Data extracted from a collection
(begin)
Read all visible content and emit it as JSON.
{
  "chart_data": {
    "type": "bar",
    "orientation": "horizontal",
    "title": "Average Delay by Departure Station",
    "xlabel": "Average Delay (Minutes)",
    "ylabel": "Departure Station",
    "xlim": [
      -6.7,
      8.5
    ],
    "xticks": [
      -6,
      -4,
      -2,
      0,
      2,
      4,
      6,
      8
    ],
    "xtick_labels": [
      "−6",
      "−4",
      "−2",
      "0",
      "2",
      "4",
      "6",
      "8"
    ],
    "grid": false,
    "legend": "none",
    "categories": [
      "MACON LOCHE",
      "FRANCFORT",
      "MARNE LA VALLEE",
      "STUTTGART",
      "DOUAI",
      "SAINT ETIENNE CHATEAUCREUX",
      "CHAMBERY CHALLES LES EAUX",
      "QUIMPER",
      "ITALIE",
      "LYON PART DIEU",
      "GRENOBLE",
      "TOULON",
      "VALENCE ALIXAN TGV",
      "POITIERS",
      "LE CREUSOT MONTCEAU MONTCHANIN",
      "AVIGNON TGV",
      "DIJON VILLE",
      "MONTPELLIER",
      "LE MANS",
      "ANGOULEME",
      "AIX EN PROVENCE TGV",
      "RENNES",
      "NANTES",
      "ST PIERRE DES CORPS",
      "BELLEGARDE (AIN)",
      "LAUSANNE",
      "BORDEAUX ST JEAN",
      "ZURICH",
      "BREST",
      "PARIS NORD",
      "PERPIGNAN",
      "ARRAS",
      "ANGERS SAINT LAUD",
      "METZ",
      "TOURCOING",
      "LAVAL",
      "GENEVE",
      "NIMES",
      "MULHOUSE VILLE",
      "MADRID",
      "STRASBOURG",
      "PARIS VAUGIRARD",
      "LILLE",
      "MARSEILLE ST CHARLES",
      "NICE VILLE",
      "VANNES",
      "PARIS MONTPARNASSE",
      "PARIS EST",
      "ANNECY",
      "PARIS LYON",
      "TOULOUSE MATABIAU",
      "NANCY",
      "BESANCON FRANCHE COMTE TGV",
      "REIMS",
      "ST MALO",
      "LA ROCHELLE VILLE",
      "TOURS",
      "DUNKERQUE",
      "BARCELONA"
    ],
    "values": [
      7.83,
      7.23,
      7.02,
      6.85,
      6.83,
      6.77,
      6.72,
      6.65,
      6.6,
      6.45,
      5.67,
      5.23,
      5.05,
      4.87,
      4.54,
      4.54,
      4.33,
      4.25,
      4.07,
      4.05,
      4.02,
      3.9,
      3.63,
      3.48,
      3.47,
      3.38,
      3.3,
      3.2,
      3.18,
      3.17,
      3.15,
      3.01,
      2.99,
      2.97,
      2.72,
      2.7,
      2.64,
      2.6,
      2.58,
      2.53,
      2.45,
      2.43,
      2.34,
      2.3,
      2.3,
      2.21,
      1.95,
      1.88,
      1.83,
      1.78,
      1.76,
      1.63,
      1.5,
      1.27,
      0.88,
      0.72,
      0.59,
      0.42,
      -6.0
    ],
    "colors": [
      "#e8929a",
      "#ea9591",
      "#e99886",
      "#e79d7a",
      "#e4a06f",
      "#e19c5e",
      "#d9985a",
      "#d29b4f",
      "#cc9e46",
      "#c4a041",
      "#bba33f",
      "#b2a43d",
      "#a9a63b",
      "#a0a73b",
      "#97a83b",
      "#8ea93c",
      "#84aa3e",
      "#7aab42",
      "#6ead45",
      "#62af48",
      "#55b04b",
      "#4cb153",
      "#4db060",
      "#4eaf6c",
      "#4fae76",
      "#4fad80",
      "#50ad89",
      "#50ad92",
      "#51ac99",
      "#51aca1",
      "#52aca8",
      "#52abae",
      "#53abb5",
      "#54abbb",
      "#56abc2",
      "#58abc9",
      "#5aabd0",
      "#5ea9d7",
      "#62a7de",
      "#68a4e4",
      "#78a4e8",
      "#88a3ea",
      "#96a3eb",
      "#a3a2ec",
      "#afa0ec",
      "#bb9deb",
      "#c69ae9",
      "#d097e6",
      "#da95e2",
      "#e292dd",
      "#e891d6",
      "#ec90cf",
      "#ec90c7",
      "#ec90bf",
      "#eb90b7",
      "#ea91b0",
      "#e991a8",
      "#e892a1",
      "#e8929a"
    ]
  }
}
(end)
What this task involves
Every entry above should be retyped exactly as shown.

Exercise output
Read all visible content and emit it as JSON.
{
  "chart_data": {
    "type": "bar",
    "orientation": "horizontal",
    "title": "Average Delay by Departure Station",
    "xlabel": "Average Delay (Minutes)",
    "ylabel": "Departure Station",
    "xlim": [
      -6.7,
      8.5
    ],
    "xticks": [
      -6,
      -4,
      -2,
      0,
      2,
      4,
      6,
      8
    ],
    "xtick_labels": [
      "−6",
      "−4",
      "−2",
      "0",
      "2",
      "4",
      "6",
      "8"
    ],
    "grid": false,
    "legend": "none",
    "categories": [
      "MACON LOCHE",
      "FRANCFORT",
      "MARNE LA VALLEE",
      "STUTTGART",
      "DOUAI",
      "SAINT ETIENNE CHATEAUCREUX",
      "CHAMBERY CHALLES LES EAUX",
      "QUIMPER",
      "ITALIE",
      "LYON PART DIEU",
      "GRENOBLE",
      "TOULON",
      "VALENCE ALIXAN TGV",
      "POITIERS",
      "LE CREUSOT MONTCEAU MONTCHANIN",
      "AVIGNON TGV",
      "DIJON VILLE",
      "MONTPELLIER",
      "LE MANS",
      "ANGOULEME",
      "AIX EN PROVENCE TGV",
      "RENNES",
      "NANTES",
      "ST PIERRE DES CORPS",
      "BELLEGARDE (AIN)",
      "LAUSANNE",
      "BORDEAUX ST JEAN",
      "ZURICH",
      "BREST",
      "PARIS NORD",
      "PERPIGNAN",
      "ARRAS",
      "ANGERS SAINT LAUD",
      "METZ",
      "TOURCOING",
      "LAVAL",
      "GENEVE",
      "NIMES",
      "MULHOUSE VILLE",
      "MADRID",
      "STRASBOURG",
      "PARIS VAUGIRARD",
      "LILLE",
      "MARSEILLE ST CHARLES",
      "NICE VILLE",
      "VANNES",
      "PARIS MONTPARNASSE",
      "PARIS EST",
      "ANNECY",
      "PARIS LYON",
      "TOULOUSE MATABIAU",
      "NANCY",
      "BESANCON FRANCHE COMTE TGV",
      "REIMS",
      "ST MALO",
      "LA ROCHELLE VILLE",
      "TOURS",
      "DUNKERQUE",
      "BARCELONA"
    ],
    "values": [
      7.83,
      7.23,
      7.02,
      6.85,
      6.83,
      6.77,
      6.72,
      6.65,
      6.6,
      6.45,
      5.67,
      5.23,
      5.05,
      4.87,
      4.54,
      4.54,
      4.33,
      4.25,
      4.07,
      4.05,
      4.02,
      3.9,
      3.63,
      3.48,
      3.47,
      3.38,
      3.3,
      3.2,
      3.18,
      3.17,
      3.15,
      3.01,
      2.99,
      2.97,
      2.72,
      2.7,
      2.64,
      2.6,
      2.58,
      2.53,
      2.45,
      2.43,
      2.34,
      2.3,
      2.3,
      2.21,
      1.95,
      1.88,
      1.83,
      1.78,
      1.76,
      1.63,
      1.5,
      1.27,
      0.88,
      0.72,
      0.59,
      0.42,
      -6.0
    ],
    "colors": [
      "#e8929a",
      "#ea9591",
      "#e99886",
      "#e79d7a",
      "#e4a06f",
      "#e19c5e",
      "#d9985a",
      "#d29b4f",
      "#cc9e46",
      "#c4a041",
      "#bba33f",
      "#b2a43d",
      "#a9a63b",
      "#a0a73b",
      "#97a83b",
      "#8ea93c",
      "#84aa3e",
      "#7aab42",
      "#6ead45",
      "#62af48",
      "#55b04b",
      "#4cb153",
      "#4db060",
      "#4eaf6c",
      "#4fae76",
      "#4fad80",
      "#50ad89",
      "#50ad92",
      "#51ac99",
      "#51aca1",
      "#52aca8",
      "#52abae",
      "#53abb5",
      "#54abbb",
      "#56abc2",
      "#58abc9",
      "#5aabd0",
      "#5ea9d7",
      "#62a7de",
      "#68a4e4",
      "#78a4e8",
      "#88a3ea",
      "#96a3eb",
      "#a3a2ec",
      "#afa0ec",
      "#bb9deb",
      "#c69ae9",
      "#d097e6",
      "#da95e2",
      "#e292dd",
      "#e891d6",
      "#ec90cf",
      "#ec90c7",
      "#ec90bf",
      "#eb90b7",
      "#ea91b0",
      "#e991a8",
      "#e892a1",
      "#e8929a"
    ]
  }
}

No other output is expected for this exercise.